:: Input data

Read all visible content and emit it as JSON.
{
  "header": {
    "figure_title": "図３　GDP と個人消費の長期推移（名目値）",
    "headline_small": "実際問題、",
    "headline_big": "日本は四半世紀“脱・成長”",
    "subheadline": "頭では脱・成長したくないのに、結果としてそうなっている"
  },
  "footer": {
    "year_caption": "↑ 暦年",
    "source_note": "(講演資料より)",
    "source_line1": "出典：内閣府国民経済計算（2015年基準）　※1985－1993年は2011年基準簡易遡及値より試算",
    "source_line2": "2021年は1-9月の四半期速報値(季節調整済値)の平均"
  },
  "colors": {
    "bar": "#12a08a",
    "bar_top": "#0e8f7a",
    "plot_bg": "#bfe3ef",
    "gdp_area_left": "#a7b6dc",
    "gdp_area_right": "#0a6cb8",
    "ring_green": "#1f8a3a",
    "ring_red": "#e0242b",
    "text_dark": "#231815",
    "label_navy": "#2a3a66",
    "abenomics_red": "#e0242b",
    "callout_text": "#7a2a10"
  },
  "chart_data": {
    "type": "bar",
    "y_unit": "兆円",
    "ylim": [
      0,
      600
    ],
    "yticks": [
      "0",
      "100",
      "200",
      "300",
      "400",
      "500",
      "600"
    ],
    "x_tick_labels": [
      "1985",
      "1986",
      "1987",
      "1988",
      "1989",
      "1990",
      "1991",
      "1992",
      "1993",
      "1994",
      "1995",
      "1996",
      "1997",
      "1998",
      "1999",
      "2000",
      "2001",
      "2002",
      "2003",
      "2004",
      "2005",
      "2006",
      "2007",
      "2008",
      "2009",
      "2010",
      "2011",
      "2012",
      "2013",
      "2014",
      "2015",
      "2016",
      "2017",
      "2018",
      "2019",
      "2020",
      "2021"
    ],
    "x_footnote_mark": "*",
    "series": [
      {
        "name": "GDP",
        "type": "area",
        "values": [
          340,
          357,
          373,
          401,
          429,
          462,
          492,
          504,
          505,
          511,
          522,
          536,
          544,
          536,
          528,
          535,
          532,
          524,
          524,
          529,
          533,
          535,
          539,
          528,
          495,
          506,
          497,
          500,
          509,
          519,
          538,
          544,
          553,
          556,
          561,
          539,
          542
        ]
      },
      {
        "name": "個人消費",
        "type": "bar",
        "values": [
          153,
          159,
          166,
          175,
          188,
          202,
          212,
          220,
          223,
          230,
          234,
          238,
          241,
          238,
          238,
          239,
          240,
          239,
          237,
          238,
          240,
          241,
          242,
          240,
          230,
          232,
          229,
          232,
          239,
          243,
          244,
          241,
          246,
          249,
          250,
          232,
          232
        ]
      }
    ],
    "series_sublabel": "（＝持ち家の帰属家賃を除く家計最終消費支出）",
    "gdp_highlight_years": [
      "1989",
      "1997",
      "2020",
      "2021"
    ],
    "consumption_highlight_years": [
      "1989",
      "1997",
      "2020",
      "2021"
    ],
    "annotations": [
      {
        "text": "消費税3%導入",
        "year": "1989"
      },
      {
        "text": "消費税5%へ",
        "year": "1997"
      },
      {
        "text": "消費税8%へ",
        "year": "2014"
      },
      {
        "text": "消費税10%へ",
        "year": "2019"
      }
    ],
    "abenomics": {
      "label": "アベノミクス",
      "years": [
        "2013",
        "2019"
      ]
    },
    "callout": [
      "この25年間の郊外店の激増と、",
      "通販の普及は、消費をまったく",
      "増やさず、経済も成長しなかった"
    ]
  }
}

::::

Given task
Using the exact wording, write out all of the records.

Task output
Read all visible content and emit it as JSON.
{
  "header": {
    "figure_title": "図３　GDP と個人消費の長期推移（名目値）",
    "headline_small": "実際問題、",
    "headline_big": "日本は四半世紀“脱・成長”",
    "subheadline": "頭では脱・成長したくないのに、結果としてそうなっている"
  },
  "footer": {
    "year_caption": "↑ 暦年",
    "source_note": "(講演資料より)",
    "source_line1": "出典：内閣府国民経済計算（2015年基準）　※1985－1993年は2011年基準簡易遡及値より試算",
    "source_line2": "2021年は1-9月の四半期速報値(季節調整済値)の平均"
  },
  "colors": {
    "bar": "#12a08a",
    "bar_top": "#0e8f7a",
    "plot_bg": "#bfe3ef",
    "gdp_area_left": "#a7b6dc",
    "gdp_area_right": "#0a6cb8",
    "ring_green": "#1f8a3a",
    "ring_red": "#e0242b",
    "text_dark": "#231815",
    "label_navy": "#2a3a66",
    "abenomics_red": "#e0242b",
    "callout_text": "#7a2a10"
  },
  "chart_data": {
    "type": "bar",
    "y_unit": "兆円",
    "ylim": [
      0,
      600
    ],
    "yticks": [
      "0",
      "100",
      "200",
      "300",
      "400",
      "500",
      "600"
    ],
    "x_tick_labels": [
      "1985",
      "1986",
      "1987",
      "1988",
      "1989",
      "1990",
      "1991",
      "1992",
      "1993",
      "1994",
      "1995",
      "1996",
      "1997",
      "1998",
      "1999",
      "2000",
      "2001",
      "2002",
      "2003",
      "2004",
      "2005",
      "2006",
      "2007",
      "2008",
      "2009",
      "2010",
      "2011",
      "2012",
      "2013",
      "2014",
      "2015",
      "2016",
      "2017",
      "2018",
      "2019",
      "2020",
      "2021"
    ],
    "x_footnote_mark": "*",
    "series": [
      {
        "name": "GDP",
        "type": "area",
        "values": [
          340,
          357,
          373,
          401,
          429,
          462,
          492,
          504,
          505,
          511,
          522,
          536,
          544,
          536,
          528,
          535,
          532,
          524,
          524,
          529,
          533,
          535,
          539,
          528,
          495,
          506,
          497,
          500,
          509,
          519,
          538,
          544,
          553,
          556,
          561,
          539,
          542
        ]
      },
      {
        "name": "個人消費",
        "type": "bar",
        "values": [
          153,
          159,
          166,
          175,
          188,
          202,
          212,
          220,
          223,
          230,
          234,
          238,
          241,
          238,
          238,
          239,
          240,
          239,
          237,
          238,
          240,
          241,
          242,
          240,
          230,
          232,
          229,
          232,
          239,
          243,
          244,
          241,
          246,
          249,
          250,
          232,
          232
        ]
      }
    ],
    "series_sublabel": "（＝持ち家の帰属家賃を除く家計最終消費支出）",
    "gdp_highlight_years": [
      "1989",
      "1997",
      "2020",
      "2021"
    ],
    "consumption_highlight_years": [
      "1989",
      "1997",
      "2020",
      "2021"
    ],
    "annotations": [
      {
        "text": "消費税3%導入",
        "year": "1989"
      },
      {
        "text": "消費税5%へ",
        "year": "1997"
      },
      {
        "text": "消費税8%へ",
        "year": "2014"
      },
      {
        "text": "消費税10%へ",
        "year": "2019"
      }
    ],
    "abenomics": {
      "label": "アベノミクス",
      "years": [
        "2013",
        "2019"
      ]
    },
    "callout": [
      "この25年間の郊外店の激増と、",
      "通販の普及は、消費をまったく",
      "増やさず、経済も成長しなかった"
    ]
  }
}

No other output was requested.